Instructions to follow — Tally the lines that include "gouttière". Output the number only.

>> Begin Record excerpts

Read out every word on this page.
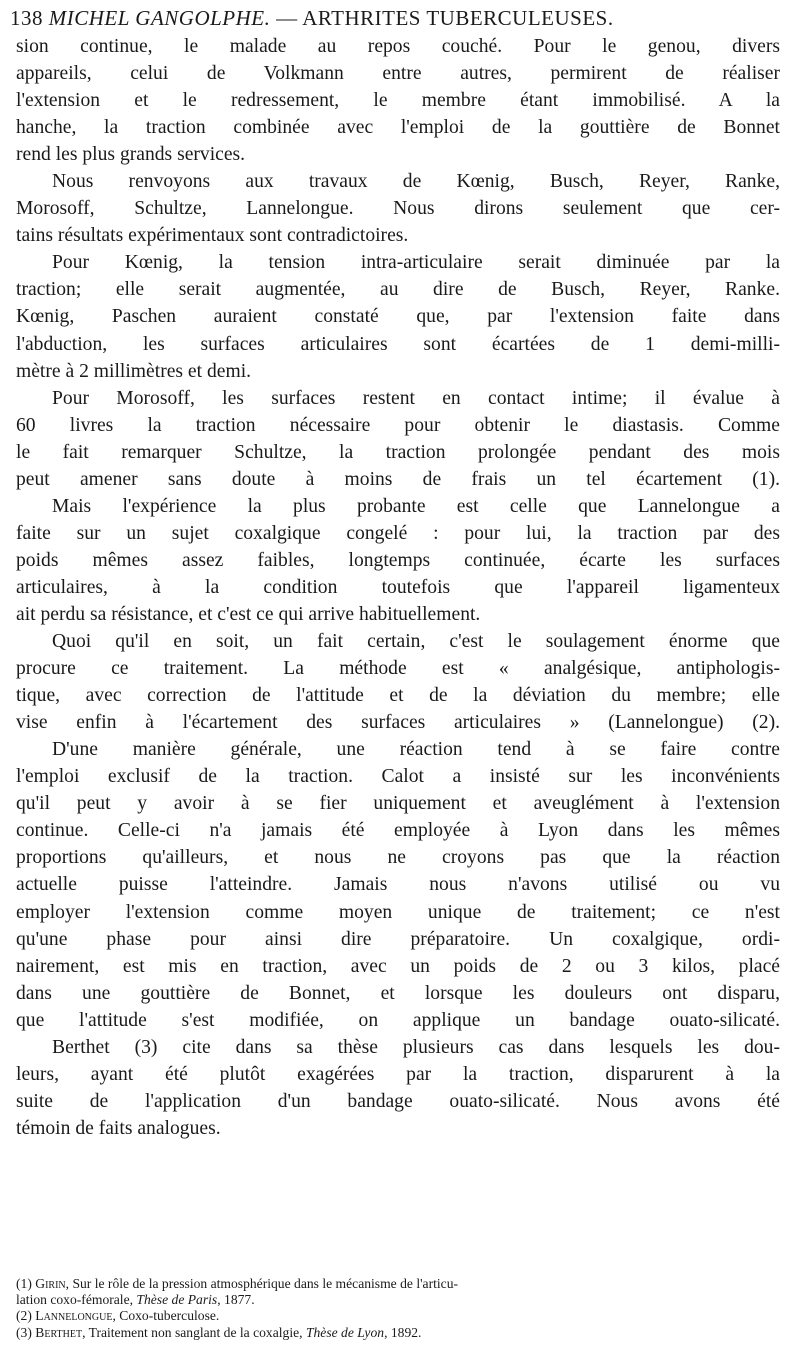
138 MICHEL GANGOLPHE. — ARTHRITES TUBERCULEUSES.
sion continue, le malade au repos couché. Pour le genou, divers
appareils, celui de Volkmann entre autres, permirent de réaliser
l'extension et le redressement, le membre étant immobilisé. A la
hanche, la traction combinée avec l'emploi de la gouttière de Bonnet
rend les plus grands services.
Nous renvoyons aux travaux de Kœnig, Busch, Reyer, Ranke,
Morosoff, Schultze, Lannelongue. Nous dirons seulement que cer-
tains résultats expérimentaux sont contradictoires.
Pour Kœnig, la tension intra-articulaire serait diminuée par la
traction; elle serait augmentée, au dire de Busch, Reyer, Ranke.
Kœnig, Paschen auraient constaté que, par l'extension faite dans
l'abduction, les surfaces articulaires sont écartées de 1 demi-milli-
mètre à 2 millimètres et demi.
Pour Morosoff, les surfaces restent en contact intime; il évalue à
60 livres la traction nécessaire pour obtenir le diastasis. Comme
le fait remarquer Schultze, la traction prolongée pendant des mois
peut amener sans doute à moins de frais un tel écartement (1).
Mais l'expérience la plus probante est celle que Lannelongue a
faite sur un sujet coxalgique congelé : pour lui, la traction par des
poids mêmes assez faibles, longtemps continuée, écarte les surfaces
articulaires, à la condition toutefois que l'appareil ligamenteux
ait perdu sa résistance, et c'est ce qui arrive habituellement.
Quoi qu'il en soit, un fait certain, c'est le soulagement énorme que
procure ce traitement. La méthode est « analgésique, antiphologis-
tique, avec correction de l'attitude et de la déviation du membre; elle
vise enfin à l'écartement des surfaces articulaires » (Lannelongue) (2).
D'une manière générale, une réaction tend à se faire contre
l'emploi exclusif de la traction. Calot a insisté sur les inconvénients
qu'il peut y avoir à se fier uniquement et aveuglément à l'extension
continue. Celle-ci n'a jamais été employée à Lyon dans les mêmes
proportions qu'ailleurs, et nous ne croyons pas que la réaction
actuelle puisse l'atteindre. Jamais nous n'avons utilisé ou vu
employer l'extension comme moyen unique de traitement; ce n'est
qu'une phase pour ainsi dire préparatoire. Un coxalgique, ordi-
nairement, est mis en traction, avec un poids de 2 ou 3 kilos, placé
dans une gouttière de Bonnet, et lorsque les douleurs ont disparu,
que l'attitude s'est modifiée, on applique un bandage ouato-silicaté.
Berthet (3) cite dans sa thèse plusieurs cas dans lesquels les dou-
leurs, ayant été plutôt exagérées par la traction, disparurent à la
suite de l'application d'un bandage ouato-silicaté. Nous avons été
témoin de faits analogues.
(1) Girin, Sur le rôle de la pression atmosphérique dans le mécanisme de l'articu-
lation coxo-fémorale, Thèse de Paris, 1877.
(2) Lannelongue, Coxo-tuberculose.
(3) Berthet, Traitement non sanglant de la coxalgie, Thèse de Lyon, 1892.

>> End Record excerpts

Answer to this exercise — 2